Task details: Leave out the pictures and transcribe the rest of the records exactly.

Extracted material:
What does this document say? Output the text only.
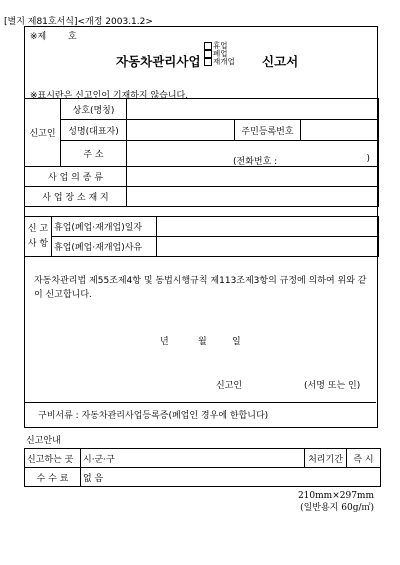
[별지 제81호서식]<개정 2003.1.2>
※제 호
자동차관리사업
휴업
폐업
재개업 신고서
※표시란은 신고인이 기재하지 않습니다.
신고인	상호(명칭)			
	성명(대표자)		주민등록번호	
	주 소	(전화번호 : )		

사 업 의 종 류				
사 업 장 소 재 지				
신 고
사 항	휴업(폐업·재개업)일자	
	휴업(폐업·재개업)사유	
자동차관리법 제55조제4항 및 동법시행규칙 제113조제3항의 규정에 의하여 위와 같이 신고합니다.
년	월	일
신고인	(서명 또는 인)
구비서류 : 자동차관리사업등록증(폐업인 경우에 한합니다)
신고안내
신고하는 곳	시·군·구	처리기간	즉 시
수 수 료	없 음		
210mm×297mm
(일반용지 60g/㎡)
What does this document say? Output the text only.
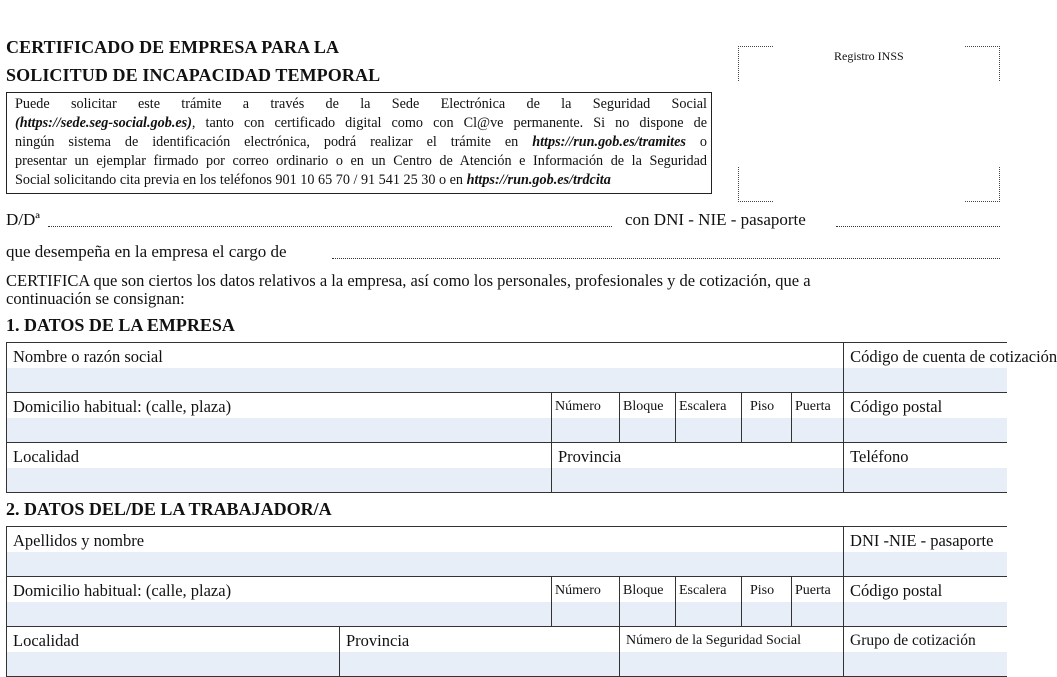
CERTIFICADO DE EMPRESA PARA LA
SOLICITUD DE INCAPACIDAD TEMPORAL
Registro INSS
Puede solicitar este trámite a través de la Sede Electrónica de la Seguridad Social
(https://sede.seg-social.gob.es), tanto con certificado digital como con Cl@ve permanente. Si no dispone de
ningún sistema de identificación electrónica, podrá realizar el trámite en https://run.gob.es/tramites o
presentar un ejemplar firmado por correo ordinario o en un Centro de Atención e Información de la Seguridad
Social solicitando cita previa en los teléfonos 901 10 65 70 / 91 541 25 30 o en https://run.gob.es/trdcita
D/Dª	con DNI - NIE - pasaporte
que desempeña en la empresa el cargo de
CERTIFICA que son ciertos los datos relativos a la empresa, así como los personales, profesionales y de cotización, que a
continuación se consignan:
1. DATOS DE LA EMPRESA
Nombre o razón social						Código de cuenta de cotización

Domicilio habitual: (calle, plaza)	Número	Bloque	Escalera	Piso	Puerta	Código postal

Localidad	Provincia					Teléfono
2. DATOS DEL/DE LA TRABAJADOR/A
Apellidos y nombre							DNI -NIE - pasaporte

Domicilio habitual: (calle, plaza)		Número	Bloque	Escalera	Piso	Puerta	Código postal

Localidad	Provincia		Número de la Seguridad Social				Grupo de cotización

Answer in full:
What does this document say? Output the text only.
[별지 제81호서식]<개정 2003.1.2>
※제 호
자동차관리사업
휴업
폐업
재개업 신고서
※표시란은 신고인이 기재하지 않습니다.
신고인	상호(명칭)			
	성명(대표자)		주민등록번호	
	주 소	(전화번호 : )		

사 업 의 종 류				
사 업 장 소 재 지				
신 고
사 항	휴업(폐업·재개업)일자	
	휴업(폐업·재개업)사유	
자동차관리법 제55조제4항 및 동법시행규칙 제113조제3항의 규정에 의하여 위와 같이 신고합니다.
년	월	일
신고인	(서명 또는 인)
구비서류 : 자동차관리사업등록증(폐업인 경우에 한합니다)
신고안내
신고하는 곳	시·군·구	처리기간	즉 시
수 수 료	없 음		
210mm×297mm
(일반용지 60g/㎡)
What does this document say? Output the text only.
CERTIFICADO DE EMPRESA PARA LA
SOLICITUD DE INCAPACIDAD TEMPORAL
Registro INSS
Puede solicitar este trámite a través de la Sede Electrónica de la Seguridad Social
(https://sede.seg-social.gob.es), tanto con certificado digital como con Cl@ve permanente. Si no dispone de
ningún sistema de identificación electrónica, podrá realizar el trámite en https://run.gob.es/tramites o
presentar un ejemplar firmado por correo ordinario o en un Centro de Atención e Información de la Seguridad
Social solicitando cita previa en los teléfonos 901 10 65 70 / 91 541 25 30 o en https://run.gob.es/trdcita
D/Dª	con DNI - NIE - pasaporte
que desempeña en la empresa el cargo de
CERTIFICA que son ciertos los datos relativos a la empresa, así como los personales, profesionales y de cotización, que a
continuación se consignan:
1. DATOS DE LA EMPRESA
Nombre o razón social						Código de cuenta de cotización

Domicilio habitual: (calle, plaza)	Número	Bloque	Escalera	Piso	Puerta	Código postal

Localidad	Provincia					Teléfono
2. DATOS DEL/DE LA TRABAJADOR/A
Apellidos y nombre							DNI -NIE - pasaporte

Domicilio habitual: (calle, plaza)		Número	Bloque	Escalera	Piso	Puerta	Código postal

Localidad	Provincia		Número de la Seguridad Social				Grupo de cotización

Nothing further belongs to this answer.